Directive: Look below and pull out each line with the word "سیروان".

--- begin Data entries ---

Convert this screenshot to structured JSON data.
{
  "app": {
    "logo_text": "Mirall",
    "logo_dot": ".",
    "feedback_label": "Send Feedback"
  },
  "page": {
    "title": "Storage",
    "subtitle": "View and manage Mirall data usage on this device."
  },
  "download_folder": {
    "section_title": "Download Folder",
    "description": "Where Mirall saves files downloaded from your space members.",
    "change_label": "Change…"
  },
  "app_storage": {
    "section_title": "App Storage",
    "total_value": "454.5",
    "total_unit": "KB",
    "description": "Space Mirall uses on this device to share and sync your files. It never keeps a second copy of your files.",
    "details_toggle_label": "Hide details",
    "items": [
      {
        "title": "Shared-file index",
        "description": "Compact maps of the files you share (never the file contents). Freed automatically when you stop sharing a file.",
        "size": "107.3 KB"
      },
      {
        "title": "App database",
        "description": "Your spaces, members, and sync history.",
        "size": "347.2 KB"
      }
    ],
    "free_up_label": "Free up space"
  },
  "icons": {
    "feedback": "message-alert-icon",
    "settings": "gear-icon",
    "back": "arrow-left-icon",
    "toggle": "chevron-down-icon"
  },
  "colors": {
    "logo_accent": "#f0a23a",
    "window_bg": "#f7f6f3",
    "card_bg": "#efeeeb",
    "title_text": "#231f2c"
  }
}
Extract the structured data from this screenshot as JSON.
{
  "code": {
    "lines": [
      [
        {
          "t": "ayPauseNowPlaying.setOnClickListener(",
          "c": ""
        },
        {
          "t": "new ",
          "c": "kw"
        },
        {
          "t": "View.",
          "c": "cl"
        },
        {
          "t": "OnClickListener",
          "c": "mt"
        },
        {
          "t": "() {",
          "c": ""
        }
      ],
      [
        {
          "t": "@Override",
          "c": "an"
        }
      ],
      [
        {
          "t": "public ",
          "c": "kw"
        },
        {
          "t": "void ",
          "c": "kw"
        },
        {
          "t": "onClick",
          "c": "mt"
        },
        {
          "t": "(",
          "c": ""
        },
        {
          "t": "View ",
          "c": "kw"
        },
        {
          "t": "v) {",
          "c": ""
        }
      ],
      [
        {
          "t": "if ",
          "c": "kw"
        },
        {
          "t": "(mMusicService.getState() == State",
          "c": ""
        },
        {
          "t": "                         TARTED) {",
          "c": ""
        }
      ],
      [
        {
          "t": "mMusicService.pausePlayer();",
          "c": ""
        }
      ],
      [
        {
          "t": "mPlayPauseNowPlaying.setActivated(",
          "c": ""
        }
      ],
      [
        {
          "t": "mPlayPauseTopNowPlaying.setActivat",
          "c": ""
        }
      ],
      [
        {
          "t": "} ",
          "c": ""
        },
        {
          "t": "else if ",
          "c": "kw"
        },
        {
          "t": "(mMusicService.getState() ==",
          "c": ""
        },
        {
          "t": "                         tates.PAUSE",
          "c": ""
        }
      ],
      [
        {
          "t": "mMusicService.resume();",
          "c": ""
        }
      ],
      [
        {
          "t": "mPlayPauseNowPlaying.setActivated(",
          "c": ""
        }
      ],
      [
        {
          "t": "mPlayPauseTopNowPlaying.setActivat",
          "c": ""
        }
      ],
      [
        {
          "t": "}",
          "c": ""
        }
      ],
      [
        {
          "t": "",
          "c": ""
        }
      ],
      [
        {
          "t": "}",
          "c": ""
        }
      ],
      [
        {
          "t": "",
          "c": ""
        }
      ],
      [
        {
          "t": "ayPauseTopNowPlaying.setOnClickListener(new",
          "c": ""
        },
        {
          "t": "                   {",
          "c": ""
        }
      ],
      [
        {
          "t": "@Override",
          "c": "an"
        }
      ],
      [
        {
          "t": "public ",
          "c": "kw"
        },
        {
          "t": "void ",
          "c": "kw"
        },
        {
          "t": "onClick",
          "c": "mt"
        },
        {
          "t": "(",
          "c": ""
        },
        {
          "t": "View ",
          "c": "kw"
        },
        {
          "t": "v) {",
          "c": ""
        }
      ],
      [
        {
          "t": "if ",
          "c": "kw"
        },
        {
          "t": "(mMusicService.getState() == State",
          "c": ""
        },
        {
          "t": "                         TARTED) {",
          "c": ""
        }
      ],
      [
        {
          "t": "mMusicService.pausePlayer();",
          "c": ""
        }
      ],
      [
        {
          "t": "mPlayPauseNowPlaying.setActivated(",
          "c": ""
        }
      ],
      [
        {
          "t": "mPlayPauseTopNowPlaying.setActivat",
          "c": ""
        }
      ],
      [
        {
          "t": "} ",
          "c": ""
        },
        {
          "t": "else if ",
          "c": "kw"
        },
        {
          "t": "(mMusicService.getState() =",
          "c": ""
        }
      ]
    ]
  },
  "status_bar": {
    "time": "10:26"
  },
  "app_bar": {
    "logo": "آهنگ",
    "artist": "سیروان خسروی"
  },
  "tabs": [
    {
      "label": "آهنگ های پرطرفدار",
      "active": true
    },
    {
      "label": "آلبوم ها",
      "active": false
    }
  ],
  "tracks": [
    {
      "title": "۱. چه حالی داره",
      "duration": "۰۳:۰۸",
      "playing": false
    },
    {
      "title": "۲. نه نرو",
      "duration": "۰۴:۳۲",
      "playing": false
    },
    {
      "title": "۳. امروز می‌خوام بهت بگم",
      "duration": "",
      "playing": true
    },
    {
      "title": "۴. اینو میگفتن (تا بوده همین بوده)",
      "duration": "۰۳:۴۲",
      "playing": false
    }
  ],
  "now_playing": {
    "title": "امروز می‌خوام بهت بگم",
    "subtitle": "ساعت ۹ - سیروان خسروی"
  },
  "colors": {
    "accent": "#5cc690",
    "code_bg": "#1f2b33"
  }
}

--- end Data entries ---

Result of this task:
    "artist": "سیروان خسروی"
    "subtitle": "ساعت ۹ - سیروان خسروی"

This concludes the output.